Instructions for the task
Pick out the lines below that include the string "name".

Supplied data
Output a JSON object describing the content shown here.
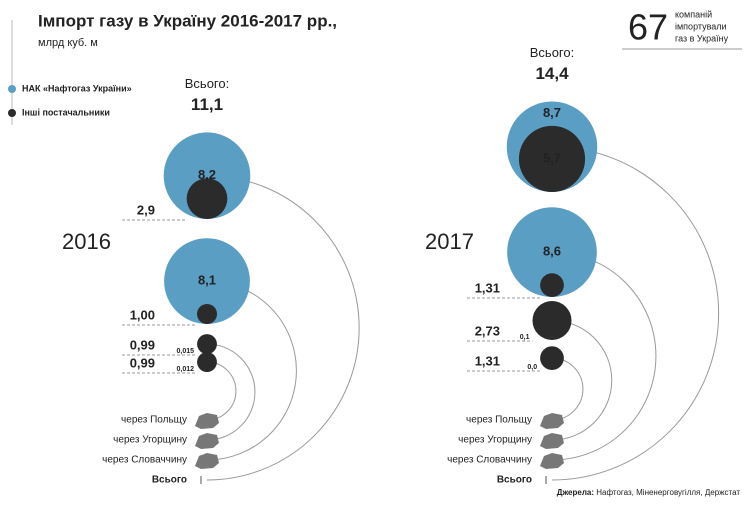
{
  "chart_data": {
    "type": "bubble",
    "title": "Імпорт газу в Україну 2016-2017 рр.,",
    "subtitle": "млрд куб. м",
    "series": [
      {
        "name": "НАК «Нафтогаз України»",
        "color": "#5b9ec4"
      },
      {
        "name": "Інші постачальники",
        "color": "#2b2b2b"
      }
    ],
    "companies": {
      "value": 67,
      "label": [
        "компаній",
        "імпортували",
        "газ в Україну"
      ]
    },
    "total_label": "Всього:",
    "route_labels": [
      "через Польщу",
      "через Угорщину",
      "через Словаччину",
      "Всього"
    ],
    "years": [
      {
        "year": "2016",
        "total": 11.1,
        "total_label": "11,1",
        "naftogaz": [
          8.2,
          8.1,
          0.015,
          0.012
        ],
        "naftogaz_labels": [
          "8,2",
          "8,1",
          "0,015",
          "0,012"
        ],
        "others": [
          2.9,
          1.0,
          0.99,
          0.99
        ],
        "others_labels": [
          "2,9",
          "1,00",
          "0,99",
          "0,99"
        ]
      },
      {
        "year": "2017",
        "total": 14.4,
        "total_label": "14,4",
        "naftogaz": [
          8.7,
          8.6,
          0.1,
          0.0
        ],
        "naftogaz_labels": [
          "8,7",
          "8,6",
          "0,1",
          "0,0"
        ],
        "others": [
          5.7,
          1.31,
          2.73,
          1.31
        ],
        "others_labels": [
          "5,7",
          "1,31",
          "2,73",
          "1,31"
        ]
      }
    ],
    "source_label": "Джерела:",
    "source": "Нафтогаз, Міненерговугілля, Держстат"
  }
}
--
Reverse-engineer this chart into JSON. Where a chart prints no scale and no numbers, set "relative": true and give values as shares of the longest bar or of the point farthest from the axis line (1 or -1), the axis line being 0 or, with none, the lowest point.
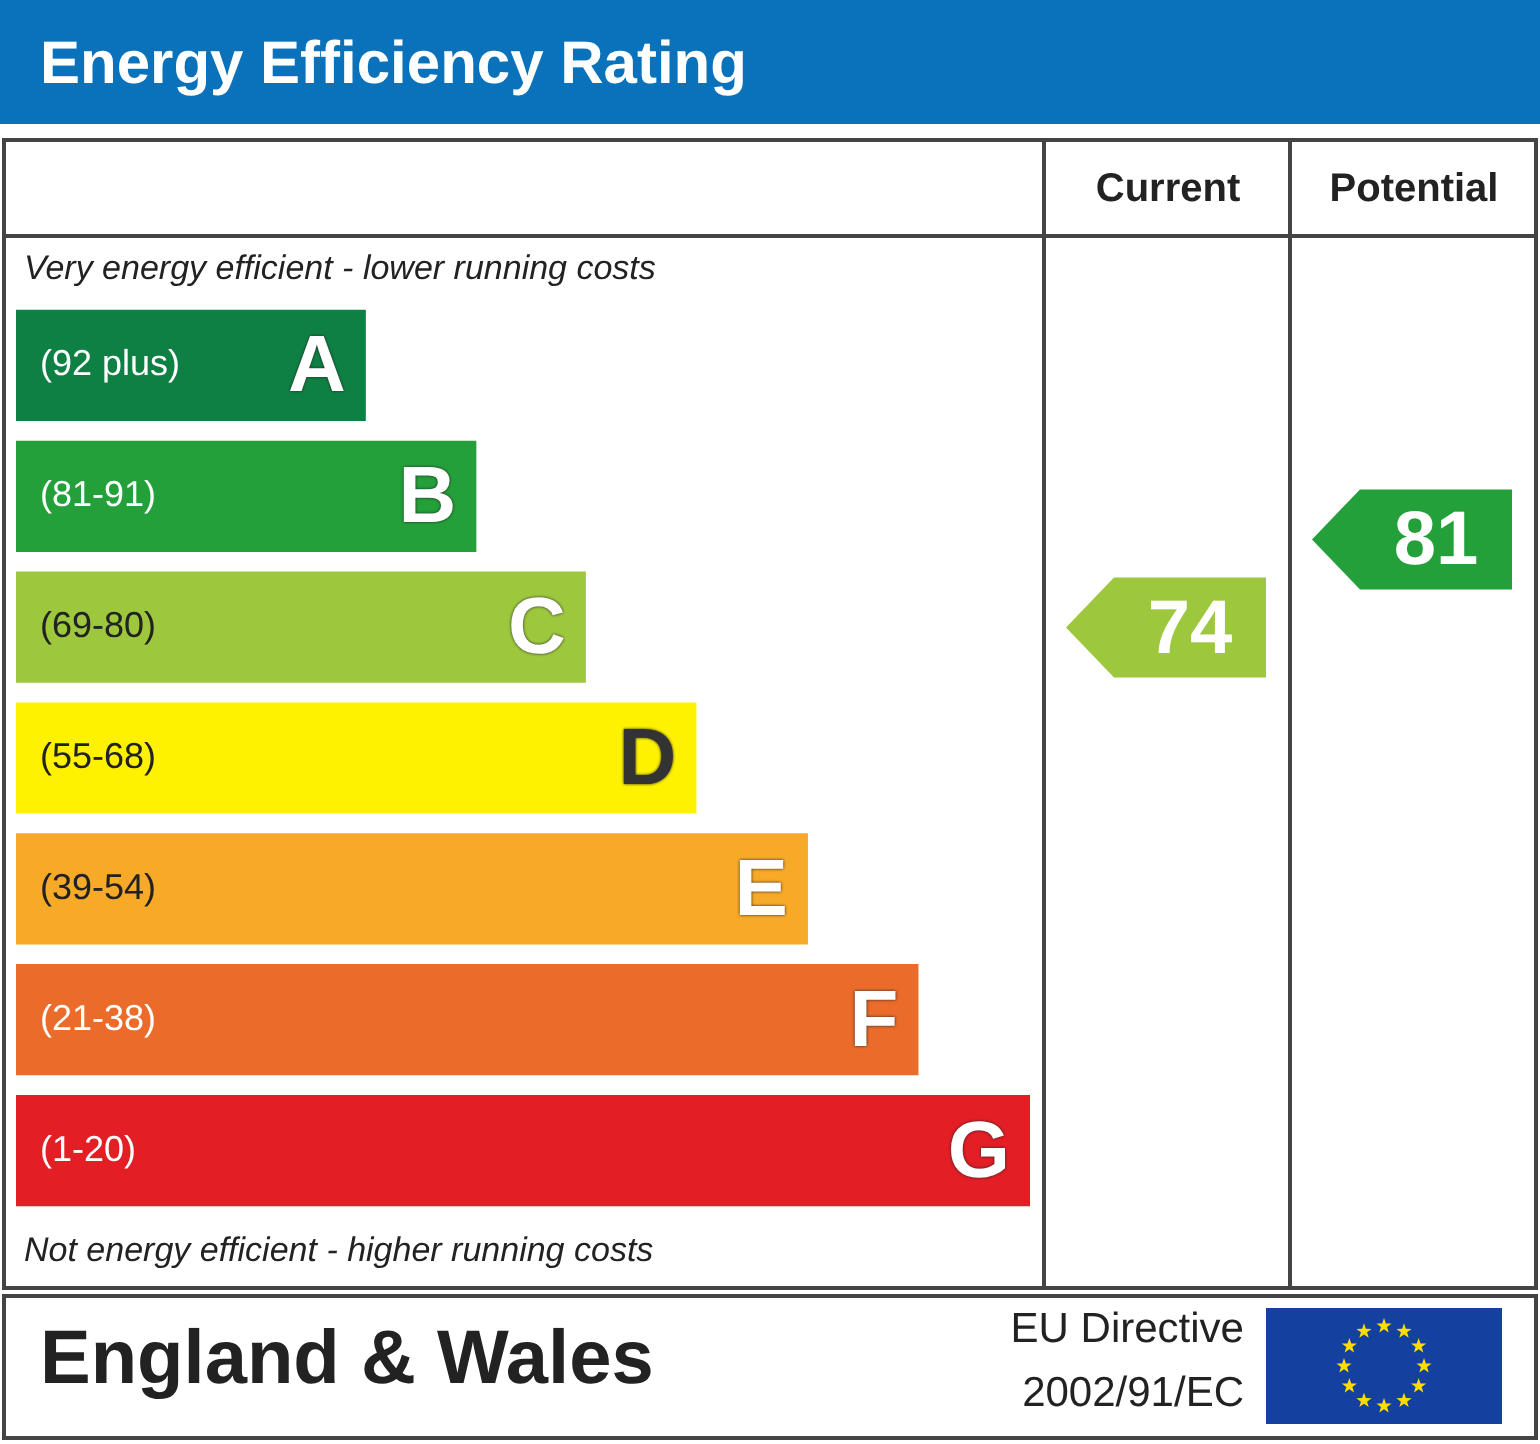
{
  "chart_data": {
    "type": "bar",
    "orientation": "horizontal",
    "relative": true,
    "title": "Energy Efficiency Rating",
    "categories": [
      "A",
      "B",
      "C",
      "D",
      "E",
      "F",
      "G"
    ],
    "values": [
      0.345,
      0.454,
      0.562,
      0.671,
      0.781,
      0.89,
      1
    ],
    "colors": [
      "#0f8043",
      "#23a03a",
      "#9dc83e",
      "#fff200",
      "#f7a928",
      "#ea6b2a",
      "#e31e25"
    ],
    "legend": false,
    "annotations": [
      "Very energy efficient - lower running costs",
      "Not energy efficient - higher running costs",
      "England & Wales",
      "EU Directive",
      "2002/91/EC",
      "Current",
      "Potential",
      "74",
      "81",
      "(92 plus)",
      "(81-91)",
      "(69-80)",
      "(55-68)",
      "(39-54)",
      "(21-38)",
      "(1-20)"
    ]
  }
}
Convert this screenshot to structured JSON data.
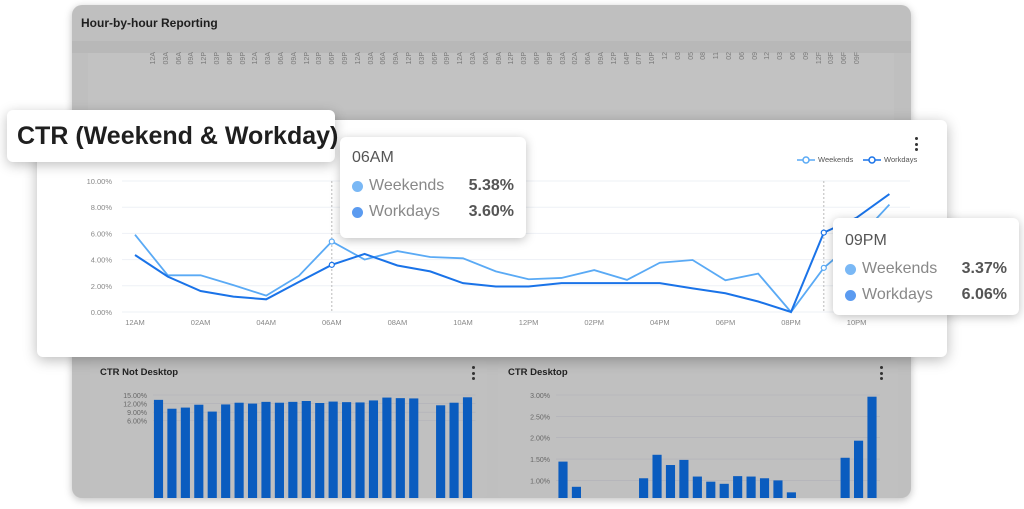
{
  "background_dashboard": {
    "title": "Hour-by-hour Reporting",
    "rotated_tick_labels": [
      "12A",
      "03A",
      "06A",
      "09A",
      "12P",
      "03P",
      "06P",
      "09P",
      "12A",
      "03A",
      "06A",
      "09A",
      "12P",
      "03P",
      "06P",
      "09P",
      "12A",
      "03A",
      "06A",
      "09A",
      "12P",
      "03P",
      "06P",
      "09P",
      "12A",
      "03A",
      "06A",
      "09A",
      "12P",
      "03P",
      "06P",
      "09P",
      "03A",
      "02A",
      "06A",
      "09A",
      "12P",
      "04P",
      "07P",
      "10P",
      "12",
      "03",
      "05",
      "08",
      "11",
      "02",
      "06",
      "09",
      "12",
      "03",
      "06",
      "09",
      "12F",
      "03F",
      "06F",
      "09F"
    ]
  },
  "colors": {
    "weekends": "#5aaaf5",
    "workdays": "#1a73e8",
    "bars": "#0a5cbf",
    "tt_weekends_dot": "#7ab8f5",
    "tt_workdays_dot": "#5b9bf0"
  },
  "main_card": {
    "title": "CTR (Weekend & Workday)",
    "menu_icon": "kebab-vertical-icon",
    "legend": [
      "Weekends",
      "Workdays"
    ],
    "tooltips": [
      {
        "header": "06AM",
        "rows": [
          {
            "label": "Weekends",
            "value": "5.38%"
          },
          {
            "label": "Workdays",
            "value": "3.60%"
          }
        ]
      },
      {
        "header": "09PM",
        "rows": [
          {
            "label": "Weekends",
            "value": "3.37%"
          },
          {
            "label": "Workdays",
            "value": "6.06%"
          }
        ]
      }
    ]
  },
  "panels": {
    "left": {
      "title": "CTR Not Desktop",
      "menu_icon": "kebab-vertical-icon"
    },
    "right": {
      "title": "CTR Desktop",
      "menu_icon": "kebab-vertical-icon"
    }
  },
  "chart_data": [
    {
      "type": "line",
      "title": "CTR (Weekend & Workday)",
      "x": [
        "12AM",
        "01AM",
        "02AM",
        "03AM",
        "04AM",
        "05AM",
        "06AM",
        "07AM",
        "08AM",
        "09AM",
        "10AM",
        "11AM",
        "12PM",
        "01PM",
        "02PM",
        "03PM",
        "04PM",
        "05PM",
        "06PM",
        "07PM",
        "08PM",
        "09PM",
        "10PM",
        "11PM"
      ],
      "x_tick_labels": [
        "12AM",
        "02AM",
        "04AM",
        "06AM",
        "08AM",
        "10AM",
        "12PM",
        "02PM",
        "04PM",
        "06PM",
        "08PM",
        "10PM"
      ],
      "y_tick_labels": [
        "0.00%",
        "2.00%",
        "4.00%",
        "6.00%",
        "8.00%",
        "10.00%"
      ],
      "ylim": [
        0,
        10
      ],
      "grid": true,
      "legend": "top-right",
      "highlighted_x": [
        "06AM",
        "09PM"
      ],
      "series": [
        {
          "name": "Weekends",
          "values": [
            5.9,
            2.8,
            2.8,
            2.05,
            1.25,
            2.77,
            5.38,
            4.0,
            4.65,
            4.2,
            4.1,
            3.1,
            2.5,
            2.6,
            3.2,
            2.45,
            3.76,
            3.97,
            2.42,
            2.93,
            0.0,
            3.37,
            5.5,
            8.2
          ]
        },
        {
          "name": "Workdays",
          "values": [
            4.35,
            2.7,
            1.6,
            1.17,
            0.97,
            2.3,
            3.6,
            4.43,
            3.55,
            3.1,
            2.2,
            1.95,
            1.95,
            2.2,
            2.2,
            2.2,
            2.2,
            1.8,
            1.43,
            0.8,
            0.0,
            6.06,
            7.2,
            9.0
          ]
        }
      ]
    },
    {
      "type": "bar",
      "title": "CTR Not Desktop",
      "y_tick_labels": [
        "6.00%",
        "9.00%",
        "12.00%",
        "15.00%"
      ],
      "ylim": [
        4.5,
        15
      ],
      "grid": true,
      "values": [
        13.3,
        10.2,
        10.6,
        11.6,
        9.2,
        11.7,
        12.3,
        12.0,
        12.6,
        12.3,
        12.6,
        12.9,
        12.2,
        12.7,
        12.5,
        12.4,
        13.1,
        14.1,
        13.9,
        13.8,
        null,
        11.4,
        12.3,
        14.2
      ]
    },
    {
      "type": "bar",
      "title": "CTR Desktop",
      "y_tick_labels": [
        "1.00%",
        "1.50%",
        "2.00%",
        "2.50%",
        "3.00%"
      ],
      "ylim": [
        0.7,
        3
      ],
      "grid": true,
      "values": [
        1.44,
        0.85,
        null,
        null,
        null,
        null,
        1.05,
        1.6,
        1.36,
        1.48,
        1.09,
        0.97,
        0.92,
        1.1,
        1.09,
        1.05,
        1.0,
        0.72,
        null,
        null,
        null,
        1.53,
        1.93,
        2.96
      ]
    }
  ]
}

Task output
        "name": "НАК «Нафтогаз України»",
        "name": "Інші постачальники",
          "name": "Weekends",
          "name": "Workdays",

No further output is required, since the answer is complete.